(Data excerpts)
_ _ _ _ _

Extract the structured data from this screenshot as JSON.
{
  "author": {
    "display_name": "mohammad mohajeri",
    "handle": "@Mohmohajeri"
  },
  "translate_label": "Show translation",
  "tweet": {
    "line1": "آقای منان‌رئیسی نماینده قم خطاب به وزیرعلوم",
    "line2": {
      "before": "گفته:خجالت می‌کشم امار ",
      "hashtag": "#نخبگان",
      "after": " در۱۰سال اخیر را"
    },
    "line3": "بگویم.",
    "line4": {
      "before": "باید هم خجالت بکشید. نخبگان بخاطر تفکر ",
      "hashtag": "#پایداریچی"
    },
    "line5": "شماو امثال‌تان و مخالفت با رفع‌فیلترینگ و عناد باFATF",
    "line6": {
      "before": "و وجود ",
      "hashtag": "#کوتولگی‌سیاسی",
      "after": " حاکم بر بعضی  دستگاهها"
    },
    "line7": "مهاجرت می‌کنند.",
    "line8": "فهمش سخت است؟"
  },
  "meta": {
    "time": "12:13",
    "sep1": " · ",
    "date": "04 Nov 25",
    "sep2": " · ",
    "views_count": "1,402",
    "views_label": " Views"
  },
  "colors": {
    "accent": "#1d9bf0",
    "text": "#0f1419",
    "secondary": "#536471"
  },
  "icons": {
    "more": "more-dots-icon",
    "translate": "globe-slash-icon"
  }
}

_ _ _ _ _

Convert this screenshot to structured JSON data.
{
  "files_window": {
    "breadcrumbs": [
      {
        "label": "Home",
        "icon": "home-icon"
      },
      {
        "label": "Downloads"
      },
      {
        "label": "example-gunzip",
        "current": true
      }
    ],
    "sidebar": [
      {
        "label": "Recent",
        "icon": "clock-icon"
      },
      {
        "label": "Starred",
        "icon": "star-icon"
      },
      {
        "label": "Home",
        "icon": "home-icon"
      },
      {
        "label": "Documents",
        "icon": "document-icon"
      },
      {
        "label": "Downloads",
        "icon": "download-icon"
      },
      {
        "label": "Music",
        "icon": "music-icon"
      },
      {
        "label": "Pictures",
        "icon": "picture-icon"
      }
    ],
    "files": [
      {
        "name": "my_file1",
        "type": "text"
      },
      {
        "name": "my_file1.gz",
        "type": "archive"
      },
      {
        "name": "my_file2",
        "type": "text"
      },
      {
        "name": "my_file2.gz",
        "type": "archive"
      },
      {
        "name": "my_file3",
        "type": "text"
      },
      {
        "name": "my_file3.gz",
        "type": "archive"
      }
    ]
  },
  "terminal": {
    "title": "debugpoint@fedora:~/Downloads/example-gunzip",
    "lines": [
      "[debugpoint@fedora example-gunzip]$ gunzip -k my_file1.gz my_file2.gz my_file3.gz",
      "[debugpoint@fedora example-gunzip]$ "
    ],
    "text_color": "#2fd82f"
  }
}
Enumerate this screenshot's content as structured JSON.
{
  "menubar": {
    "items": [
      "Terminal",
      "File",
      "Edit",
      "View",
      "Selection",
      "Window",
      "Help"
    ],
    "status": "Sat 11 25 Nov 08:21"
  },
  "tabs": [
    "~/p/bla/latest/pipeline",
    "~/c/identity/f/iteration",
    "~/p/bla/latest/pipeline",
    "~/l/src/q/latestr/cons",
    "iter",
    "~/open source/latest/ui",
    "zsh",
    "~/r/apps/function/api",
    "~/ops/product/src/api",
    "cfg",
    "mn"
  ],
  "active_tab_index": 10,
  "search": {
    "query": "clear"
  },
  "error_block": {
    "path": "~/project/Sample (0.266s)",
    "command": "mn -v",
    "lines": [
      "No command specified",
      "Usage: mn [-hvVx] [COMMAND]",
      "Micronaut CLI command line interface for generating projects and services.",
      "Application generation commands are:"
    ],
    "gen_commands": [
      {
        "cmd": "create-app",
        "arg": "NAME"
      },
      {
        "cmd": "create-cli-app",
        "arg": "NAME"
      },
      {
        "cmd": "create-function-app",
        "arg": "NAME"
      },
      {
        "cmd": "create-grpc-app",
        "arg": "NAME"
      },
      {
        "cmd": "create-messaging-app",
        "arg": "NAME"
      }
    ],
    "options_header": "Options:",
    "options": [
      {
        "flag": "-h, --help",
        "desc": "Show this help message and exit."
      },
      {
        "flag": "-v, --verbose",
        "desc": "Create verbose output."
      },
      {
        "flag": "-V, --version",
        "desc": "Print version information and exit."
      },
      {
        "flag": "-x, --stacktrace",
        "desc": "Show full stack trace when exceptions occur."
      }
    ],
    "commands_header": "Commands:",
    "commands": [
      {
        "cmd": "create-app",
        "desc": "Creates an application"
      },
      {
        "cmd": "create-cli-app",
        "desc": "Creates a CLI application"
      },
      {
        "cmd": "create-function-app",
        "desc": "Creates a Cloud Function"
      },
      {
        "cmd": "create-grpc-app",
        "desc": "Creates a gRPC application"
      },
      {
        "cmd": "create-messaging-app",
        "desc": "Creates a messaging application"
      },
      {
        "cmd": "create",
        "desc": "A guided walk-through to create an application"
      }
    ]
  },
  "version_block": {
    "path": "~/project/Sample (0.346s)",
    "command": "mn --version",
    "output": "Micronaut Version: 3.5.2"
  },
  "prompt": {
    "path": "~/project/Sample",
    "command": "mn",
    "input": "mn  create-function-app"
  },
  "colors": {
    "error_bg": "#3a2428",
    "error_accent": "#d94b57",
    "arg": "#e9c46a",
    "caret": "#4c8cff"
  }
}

_ _ _ _ _

- **Task directions**: Establish how many lines of the material above hold the word "fedora". Nothing but the count should be returned.

- **Solution below**: 3